**Given instruction**
Pick out every line that holds the string "title" and copy it.

**Dataset rows**
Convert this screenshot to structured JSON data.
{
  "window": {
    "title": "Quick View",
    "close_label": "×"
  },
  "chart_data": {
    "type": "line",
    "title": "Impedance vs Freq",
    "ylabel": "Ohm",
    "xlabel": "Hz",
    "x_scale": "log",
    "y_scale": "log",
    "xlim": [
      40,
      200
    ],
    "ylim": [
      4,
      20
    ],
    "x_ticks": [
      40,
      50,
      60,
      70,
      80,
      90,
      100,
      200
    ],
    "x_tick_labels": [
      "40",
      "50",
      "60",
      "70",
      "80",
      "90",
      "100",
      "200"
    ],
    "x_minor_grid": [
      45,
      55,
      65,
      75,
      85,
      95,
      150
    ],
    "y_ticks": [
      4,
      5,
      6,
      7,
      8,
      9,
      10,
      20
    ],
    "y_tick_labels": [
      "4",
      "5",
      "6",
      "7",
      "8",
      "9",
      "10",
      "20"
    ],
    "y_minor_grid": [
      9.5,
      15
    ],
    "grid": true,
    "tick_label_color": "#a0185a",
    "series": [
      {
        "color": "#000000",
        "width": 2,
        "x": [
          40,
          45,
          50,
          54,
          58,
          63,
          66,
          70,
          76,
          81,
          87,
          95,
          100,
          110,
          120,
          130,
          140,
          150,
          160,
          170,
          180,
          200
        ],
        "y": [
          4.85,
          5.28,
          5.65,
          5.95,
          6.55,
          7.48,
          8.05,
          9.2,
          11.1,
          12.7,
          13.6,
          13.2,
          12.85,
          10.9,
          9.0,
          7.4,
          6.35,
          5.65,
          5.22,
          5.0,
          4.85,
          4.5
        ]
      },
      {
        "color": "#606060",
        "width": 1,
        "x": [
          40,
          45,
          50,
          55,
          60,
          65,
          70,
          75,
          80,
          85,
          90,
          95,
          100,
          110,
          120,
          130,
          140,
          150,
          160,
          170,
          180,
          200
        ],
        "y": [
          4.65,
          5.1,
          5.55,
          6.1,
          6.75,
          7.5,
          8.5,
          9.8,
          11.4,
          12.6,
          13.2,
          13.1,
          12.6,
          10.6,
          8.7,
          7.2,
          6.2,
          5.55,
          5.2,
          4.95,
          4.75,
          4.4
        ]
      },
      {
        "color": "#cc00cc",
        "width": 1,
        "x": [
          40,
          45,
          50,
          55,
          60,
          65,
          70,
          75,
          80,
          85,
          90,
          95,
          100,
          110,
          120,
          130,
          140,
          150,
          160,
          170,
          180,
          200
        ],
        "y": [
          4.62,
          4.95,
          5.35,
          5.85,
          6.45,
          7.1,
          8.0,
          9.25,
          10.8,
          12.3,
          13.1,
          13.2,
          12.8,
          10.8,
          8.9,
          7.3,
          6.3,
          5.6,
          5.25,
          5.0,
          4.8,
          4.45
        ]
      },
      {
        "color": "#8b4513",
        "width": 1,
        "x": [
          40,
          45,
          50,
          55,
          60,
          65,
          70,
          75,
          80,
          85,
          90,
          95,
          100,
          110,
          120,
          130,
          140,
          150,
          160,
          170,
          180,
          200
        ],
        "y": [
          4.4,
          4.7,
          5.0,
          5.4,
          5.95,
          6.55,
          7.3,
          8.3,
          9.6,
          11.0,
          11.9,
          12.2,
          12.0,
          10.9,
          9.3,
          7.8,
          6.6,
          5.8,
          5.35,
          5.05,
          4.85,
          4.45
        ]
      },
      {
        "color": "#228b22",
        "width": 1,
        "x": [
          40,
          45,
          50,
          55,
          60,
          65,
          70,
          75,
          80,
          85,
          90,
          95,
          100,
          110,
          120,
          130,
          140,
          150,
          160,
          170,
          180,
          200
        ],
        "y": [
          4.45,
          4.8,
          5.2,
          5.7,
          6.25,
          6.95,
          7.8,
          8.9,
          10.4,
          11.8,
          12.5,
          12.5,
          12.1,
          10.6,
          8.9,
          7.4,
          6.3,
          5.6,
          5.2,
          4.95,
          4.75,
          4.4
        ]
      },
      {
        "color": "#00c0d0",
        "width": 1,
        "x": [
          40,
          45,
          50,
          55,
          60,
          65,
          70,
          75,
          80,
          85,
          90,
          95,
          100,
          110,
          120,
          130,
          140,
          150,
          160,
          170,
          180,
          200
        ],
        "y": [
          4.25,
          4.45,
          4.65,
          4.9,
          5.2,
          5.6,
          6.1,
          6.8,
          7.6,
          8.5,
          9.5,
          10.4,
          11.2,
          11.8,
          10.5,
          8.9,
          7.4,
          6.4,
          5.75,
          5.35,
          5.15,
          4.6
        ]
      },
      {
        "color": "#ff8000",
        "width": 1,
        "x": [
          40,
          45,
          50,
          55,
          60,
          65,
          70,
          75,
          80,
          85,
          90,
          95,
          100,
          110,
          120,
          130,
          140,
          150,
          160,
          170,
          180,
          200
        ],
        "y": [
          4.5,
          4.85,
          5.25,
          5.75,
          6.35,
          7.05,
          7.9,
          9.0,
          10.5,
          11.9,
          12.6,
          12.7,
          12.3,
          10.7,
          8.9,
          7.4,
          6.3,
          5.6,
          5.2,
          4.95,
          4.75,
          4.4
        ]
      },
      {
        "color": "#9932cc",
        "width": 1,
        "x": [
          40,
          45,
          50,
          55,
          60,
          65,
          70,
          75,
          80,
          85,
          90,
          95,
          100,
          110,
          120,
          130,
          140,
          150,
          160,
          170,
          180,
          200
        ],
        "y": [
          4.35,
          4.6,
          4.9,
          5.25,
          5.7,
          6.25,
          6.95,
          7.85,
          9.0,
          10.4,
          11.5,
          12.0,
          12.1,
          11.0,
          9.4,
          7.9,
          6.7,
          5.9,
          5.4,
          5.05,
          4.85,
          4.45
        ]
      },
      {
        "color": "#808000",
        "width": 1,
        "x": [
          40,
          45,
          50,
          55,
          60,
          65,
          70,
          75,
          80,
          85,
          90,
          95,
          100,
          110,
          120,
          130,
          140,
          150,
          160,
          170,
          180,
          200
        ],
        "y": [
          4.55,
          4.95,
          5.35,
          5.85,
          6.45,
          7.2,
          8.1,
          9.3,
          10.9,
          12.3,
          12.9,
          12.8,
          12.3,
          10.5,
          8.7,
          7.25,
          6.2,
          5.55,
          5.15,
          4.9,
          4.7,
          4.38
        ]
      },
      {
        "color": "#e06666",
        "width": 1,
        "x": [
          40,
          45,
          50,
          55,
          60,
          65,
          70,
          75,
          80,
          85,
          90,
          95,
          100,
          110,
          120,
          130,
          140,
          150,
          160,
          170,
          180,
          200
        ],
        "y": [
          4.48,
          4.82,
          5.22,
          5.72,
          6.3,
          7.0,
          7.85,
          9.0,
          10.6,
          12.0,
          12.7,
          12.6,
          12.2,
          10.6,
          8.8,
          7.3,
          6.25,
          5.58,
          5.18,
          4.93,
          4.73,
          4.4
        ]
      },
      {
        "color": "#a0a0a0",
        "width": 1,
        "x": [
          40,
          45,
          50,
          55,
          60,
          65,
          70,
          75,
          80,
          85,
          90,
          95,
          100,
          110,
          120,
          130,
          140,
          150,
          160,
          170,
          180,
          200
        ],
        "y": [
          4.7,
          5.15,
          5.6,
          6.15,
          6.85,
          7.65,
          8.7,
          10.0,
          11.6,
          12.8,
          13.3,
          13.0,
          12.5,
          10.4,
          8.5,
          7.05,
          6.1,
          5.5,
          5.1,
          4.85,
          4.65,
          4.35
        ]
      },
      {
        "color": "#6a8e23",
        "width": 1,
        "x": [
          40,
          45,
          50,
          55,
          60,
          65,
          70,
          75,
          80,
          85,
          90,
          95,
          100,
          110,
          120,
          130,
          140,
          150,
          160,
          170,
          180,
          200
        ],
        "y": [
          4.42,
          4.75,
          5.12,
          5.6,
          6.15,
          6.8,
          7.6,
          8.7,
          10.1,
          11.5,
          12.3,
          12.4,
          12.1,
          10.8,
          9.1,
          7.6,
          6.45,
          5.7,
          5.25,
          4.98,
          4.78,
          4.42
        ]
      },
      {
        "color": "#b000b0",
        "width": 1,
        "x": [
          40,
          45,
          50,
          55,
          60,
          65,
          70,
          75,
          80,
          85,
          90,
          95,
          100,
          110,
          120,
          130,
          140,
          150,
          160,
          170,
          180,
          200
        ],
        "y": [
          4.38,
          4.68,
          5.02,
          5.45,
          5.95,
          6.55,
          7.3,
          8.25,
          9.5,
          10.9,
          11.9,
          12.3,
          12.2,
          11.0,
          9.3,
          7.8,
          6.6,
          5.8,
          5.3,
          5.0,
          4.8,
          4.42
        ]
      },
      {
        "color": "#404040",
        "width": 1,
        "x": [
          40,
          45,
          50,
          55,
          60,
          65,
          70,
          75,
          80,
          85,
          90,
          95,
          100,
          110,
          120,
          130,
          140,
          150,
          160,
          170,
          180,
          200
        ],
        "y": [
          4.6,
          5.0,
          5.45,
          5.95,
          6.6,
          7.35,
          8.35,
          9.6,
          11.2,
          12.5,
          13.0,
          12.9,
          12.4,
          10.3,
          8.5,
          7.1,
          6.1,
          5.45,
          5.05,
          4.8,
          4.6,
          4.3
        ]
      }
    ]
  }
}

**Output for this exercise**
    "title": "Quick View",
    "title": "Impedance vs Freq",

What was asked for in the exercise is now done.